TASK TO CARRY OUT ▸ Search the material and gather each line with "render" in it.

── SUPPLIED INFORMATION

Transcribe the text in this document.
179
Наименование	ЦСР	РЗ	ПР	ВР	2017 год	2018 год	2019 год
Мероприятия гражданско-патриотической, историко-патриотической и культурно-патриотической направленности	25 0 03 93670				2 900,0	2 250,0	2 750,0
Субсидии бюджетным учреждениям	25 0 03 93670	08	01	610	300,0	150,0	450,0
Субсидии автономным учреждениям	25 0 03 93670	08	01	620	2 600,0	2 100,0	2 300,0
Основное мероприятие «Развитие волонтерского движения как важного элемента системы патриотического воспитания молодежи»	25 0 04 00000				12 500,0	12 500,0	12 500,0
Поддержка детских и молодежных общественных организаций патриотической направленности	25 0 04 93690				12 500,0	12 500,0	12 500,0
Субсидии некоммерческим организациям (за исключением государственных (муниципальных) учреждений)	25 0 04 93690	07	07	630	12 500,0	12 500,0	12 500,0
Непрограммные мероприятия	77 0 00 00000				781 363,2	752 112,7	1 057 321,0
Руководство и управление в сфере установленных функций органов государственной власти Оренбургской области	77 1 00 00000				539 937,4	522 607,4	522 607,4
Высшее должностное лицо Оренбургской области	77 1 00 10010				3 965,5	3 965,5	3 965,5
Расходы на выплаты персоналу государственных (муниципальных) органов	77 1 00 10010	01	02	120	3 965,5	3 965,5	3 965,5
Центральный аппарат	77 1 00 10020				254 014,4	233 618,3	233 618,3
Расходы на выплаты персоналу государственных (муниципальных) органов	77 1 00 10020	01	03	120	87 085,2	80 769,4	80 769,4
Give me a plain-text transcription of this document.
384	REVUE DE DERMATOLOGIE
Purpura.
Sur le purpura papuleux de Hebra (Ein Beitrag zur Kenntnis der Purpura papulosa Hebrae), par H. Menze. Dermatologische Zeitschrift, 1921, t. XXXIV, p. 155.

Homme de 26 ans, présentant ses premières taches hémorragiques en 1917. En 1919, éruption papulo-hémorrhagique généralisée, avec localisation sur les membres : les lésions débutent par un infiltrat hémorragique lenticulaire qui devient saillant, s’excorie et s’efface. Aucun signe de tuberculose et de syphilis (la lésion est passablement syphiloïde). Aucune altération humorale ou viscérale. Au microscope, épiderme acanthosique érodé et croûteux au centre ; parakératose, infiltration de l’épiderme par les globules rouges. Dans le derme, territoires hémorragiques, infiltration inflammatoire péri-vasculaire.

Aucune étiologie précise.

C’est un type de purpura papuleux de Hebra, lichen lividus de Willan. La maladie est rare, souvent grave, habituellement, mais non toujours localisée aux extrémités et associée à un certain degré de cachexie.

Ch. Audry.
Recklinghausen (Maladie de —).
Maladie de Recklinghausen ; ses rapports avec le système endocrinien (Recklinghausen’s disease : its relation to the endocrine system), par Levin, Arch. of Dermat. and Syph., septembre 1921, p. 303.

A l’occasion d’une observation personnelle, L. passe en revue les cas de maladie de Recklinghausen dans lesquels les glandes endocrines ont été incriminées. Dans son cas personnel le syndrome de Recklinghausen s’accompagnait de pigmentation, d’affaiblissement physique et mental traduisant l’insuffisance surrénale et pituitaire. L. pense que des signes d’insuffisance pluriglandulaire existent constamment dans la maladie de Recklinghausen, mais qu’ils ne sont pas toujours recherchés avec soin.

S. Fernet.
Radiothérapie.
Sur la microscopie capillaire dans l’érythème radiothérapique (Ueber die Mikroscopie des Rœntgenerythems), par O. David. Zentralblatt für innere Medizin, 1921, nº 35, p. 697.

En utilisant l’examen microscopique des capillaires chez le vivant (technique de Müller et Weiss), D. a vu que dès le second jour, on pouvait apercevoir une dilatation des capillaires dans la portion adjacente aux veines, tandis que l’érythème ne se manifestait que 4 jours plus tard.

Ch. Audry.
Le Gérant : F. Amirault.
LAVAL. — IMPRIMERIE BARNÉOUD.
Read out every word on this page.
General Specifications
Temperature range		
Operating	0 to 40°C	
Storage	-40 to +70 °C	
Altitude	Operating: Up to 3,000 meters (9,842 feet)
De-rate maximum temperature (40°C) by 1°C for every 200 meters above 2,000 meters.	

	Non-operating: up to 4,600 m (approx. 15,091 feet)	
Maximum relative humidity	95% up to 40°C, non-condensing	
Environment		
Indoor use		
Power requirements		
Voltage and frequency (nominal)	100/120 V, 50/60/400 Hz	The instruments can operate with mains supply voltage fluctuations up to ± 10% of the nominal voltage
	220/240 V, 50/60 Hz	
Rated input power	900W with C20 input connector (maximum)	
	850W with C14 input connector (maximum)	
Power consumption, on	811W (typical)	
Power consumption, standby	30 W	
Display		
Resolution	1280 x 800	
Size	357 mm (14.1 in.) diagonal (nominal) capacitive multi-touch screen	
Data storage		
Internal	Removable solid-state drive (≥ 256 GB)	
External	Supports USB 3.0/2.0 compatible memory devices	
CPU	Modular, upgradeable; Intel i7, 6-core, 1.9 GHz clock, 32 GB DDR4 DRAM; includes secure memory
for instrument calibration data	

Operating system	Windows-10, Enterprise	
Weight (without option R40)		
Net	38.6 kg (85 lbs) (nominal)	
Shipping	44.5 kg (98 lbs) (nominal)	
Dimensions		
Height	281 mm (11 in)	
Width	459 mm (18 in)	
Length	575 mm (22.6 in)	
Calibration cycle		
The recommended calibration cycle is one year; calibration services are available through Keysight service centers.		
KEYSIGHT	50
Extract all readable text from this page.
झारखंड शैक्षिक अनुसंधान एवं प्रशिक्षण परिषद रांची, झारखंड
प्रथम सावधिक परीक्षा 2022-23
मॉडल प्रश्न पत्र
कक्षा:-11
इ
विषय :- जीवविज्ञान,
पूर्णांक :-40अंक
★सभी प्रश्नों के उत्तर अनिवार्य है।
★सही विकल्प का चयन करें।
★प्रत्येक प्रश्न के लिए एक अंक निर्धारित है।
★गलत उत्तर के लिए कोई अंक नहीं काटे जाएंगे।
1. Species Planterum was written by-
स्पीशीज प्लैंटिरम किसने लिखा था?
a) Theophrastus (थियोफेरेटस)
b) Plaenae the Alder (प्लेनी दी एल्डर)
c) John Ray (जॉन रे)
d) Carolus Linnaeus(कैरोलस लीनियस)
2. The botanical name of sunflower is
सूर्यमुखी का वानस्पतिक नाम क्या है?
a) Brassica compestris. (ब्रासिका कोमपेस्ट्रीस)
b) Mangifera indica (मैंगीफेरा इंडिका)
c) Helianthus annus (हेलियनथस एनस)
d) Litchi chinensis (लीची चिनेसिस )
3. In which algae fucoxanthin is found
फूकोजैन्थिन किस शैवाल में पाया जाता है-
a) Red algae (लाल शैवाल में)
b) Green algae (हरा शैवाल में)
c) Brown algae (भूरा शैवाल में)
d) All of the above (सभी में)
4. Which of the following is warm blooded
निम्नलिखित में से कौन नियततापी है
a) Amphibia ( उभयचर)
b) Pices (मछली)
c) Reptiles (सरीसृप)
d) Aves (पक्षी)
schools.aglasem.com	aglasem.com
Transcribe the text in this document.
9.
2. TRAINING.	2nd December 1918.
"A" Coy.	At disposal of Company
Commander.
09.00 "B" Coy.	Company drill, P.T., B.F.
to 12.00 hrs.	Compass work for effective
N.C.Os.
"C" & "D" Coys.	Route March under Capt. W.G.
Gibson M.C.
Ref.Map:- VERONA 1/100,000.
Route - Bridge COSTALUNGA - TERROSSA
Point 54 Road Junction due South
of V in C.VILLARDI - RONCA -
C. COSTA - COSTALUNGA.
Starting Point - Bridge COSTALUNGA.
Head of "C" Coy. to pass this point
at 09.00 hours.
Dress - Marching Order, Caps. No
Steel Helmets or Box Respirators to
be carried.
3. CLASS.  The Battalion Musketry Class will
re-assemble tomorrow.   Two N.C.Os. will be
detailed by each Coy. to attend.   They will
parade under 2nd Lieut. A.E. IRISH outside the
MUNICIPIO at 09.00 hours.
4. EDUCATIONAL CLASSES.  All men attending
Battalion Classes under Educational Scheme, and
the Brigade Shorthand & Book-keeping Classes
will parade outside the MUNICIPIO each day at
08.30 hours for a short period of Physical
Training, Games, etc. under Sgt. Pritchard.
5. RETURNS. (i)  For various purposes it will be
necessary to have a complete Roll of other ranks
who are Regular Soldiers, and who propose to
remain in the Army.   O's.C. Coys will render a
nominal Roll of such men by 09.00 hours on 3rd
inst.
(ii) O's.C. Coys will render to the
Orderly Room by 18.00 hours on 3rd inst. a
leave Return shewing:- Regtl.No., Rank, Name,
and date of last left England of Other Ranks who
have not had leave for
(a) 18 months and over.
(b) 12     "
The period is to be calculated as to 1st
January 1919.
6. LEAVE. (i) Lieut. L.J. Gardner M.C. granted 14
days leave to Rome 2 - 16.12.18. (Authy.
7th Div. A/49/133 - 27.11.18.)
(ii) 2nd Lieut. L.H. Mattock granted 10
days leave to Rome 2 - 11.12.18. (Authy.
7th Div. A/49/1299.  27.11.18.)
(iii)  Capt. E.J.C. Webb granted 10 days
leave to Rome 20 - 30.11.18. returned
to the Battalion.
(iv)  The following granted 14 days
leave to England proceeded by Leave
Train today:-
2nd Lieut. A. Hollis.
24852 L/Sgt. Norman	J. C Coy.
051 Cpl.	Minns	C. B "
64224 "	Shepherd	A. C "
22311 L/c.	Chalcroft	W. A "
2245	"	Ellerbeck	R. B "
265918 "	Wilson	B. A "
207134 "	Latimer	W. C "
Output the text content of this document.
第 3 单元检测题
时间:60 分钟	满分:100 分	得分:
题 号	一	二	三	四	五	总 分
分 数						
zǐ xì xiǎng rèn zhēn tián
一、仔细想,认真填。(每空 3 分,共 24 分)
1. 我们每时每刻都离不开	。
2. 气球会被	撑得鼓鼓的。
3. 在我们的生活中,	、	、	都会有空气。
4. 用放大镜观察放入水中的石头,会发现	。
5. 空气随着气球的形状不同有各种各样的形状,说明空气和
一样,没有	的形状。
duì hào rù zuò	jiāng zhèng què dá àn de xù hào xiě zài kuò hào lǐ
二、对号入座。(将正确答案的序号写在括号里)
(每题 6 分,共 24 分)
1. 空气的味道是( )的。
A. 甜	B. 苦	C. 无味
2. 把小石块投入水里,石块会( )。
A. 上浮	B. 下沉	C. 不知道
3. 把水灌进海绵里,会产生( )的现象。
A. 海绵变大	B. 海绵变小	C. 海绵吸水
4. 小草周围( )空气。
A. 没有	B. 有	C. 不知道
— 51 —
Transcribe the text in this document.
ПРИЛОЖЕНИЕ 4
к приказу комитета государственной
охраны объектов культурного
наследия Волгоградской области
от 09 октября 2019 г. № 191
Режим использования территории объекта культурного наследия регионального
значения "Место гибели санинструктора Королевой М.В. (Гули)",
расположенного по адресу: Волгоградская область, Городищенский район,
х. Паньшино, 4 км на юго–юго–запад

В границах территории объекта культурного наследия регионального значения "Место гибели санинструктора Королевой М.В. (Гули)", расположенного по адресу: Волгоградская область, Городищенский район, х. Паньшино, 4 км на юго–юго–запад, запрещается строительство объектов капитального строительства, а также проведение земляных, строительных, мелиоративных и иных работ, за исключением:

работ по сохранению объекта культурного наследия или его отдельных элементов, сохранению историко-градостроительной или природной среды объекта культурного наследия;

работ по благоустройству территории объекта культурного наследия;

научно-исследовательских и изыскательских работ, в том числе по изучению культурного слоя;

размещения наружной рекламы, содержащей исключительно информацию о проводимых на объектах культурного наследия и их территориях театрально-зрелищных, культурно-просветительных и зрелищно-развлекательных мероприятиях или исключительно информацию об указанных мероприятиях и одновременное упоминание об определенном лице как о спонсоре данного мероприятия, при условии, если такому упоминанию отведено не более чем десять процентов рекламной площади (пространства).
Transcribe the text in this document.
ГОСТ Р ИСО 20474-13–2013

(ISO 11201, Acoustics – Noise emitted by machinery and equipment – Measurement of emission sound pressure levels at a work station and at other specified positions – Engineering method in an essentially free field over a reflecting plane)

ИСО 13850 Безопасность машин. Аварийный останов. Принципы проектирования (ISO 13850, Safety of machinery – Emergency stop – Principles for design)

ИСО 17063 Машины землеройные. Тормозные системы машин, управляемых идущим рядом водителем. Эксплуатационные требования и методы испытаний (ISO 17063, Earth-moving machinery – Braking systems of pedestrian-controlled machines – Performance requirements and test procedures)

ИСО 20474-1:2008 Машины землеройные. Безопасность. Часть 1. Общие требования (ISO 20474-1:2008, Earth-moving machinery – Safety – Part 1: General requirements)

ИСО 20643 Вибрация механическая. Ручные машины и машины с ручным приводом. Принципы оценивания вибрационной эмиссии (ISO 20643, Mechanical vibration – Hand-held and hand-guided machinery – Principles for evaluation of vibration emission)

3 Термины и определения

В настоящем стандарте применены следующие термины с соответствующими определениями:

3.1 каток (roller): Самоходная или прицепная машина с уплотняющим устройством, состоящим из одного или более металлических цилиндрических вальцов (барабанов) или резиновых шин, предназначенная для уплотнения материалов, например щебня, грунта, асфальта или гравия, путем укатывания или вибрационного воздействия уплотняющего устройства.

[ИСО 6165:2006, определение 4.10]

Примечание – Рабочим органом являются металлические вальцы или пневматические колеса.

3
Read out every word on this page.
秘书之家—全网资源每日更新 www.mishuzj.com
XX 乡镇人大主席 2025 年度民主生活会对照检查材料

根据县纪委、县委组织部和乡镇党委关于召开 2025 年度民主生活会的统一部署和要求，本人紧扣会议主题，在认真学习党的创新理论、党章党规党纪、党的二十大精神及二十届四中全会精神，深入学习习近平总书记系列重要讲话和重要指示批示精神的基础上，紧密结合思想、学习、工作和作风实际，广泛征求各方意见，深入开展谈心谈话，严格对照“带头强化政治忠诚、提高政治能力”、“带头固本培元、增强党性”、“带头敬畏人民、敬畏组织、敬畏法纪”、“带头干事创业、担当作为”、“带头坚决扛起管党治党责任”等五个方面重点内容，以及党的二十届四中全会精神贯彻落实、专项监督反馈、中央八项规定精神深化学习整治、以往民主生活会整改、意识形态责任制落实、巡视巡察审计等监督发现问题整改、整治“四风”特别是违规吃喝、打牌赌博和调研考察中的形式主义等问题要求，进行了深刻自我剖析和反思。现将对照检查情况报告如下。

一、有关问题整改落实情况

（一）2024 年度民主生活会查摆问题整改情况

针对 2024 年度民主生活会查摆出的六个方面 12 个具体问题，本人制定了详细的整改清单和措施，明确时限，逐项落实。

────

FINAL RESULT ▸
remain in the Army.   O's.C. Coys will render a
(ii) O's.C. Coys will render to the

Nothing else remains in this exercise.